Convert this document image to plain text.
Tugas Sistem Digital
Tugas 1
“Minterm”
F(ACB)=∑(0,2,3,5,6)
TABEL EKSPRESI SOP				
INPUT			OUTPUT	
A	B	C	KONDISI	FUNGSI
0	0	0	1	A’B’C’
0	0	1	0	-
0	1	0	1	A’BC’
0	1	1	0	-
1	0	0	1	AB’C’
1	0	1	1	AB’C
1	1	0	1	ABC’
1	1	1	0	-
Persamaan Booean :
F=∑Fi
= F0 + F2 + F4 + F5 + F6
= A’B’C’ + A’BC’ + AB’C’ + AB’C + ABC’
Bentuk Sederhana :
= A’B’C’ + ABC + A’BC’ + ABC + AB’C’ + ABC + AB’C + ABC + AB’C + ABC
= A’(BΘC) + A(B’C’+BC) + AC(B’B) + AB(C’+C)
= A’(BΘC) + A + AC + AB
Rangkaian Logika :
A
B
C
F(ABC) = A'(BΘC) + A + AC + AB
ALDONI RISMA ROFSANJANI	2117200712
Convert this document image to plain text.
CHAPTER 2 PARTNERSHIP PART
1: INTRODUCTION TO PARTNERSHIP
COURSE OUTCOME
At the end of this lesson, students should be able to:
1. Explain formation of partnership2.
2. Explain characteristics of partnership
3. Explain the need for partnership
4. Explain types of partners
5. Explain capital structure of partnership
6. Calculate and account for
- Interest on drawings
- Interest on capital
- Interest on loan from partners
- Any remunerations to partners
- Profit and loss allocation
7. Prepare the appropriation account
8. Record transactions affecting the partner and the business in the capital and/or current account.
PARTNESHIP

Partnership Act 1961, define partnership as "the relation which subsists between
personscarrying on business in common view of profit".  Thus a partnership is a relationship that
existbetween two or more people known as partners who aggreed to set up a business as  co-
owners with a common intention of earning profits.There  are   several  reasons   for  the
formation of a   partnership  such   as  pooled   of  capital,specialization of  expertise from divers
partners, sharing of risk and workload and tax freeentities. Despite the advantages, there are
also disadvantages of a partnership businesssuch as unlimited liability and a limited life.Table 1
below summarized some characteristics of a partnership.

═══

> **WRITTEN TASK**
Copy out the data shown above without altering anything.

> **EXERCISE OUTPUT**
Convert this document image to plain text.
Tugas Sistem Digital
Tugas 1
“Minterm”
F(ACB)=∑(0,2,3,5,6)
TABEL EKSPRESI SOP				
INPUT			OUTPUT	
A	B	C	KONDISI	FUNGSI
0	0	0	1	A’B’C’
0	0	1	0	-
0	1	0	1	A’BC’
0	1	1	0	-
1	0	0	1	AB’C’
1	0	1	1	AB’C
1	1	0	1	ABC’
1	1	1	0	-
Persamaan Booean :
F=∑Fi
= F0 + F2 + F4 + F5 + F6
= A’B’C’ + A’BC’ + AB’C’ + AB’C + ABC’
Bentuk Sederhana :
= A’B’C’ + ABC + A’BC’ + ABC + AB’C’ + ABC + AB’C + ABC + AB’C + ABC
= A’(BΘC) + A(B’C’+BC) + AC(B’B) + AB(C’+C)
= A’(BΘC) + A + AC + AB
Rangkaian Logika :
A
B
C
F(ABC) = A'(BΘC) + A + AC + AB
ALDONI RISMA ROFSANJANI	2117200712
Convert this document image to plain text.
CHAPTER 2 PARTNERSHIP PART
1: INTRODUCTION TO PARTNERSHIP
COURSE OUTCOME
At the end of this lesson, students should be able to:
1. Explain formation of partnership2.
2. Explain characteristics of partnership
3. Explain the need for partnership
4. Explain types of partners
5. Explain capital structure of partnership
6. Calculate and account for
- Interest on drawings
- Interest on capital
- Interest on loan from partners
- Any remunerations to partners
- Profit and loss allocation
7. Prepare the appropriation account
8. Record transactions affecting the partner and the business in the capital and/or current account.
PARTNESHIP

Partnership Act 1961, define partnership as "the relation which subsists between
personscarrying on business in common view of profit".  Thus a partnership is a relationship that
existbetween two or more people known as partners who aggreed to set up a business as  co-
owners with a common intention of earning profits.There  are   several  reasons   for  the
formation of a   partnership  such   as  pooled   of  capital,specialization of  expertise from divers
partners, sharing of risk and workload and tax freeentities. Despite the advantages, there are
also disadvantages of a partnership businesssuch as unlimited liability and a limited life.Table 1
below summarized some characteristics of a partnership.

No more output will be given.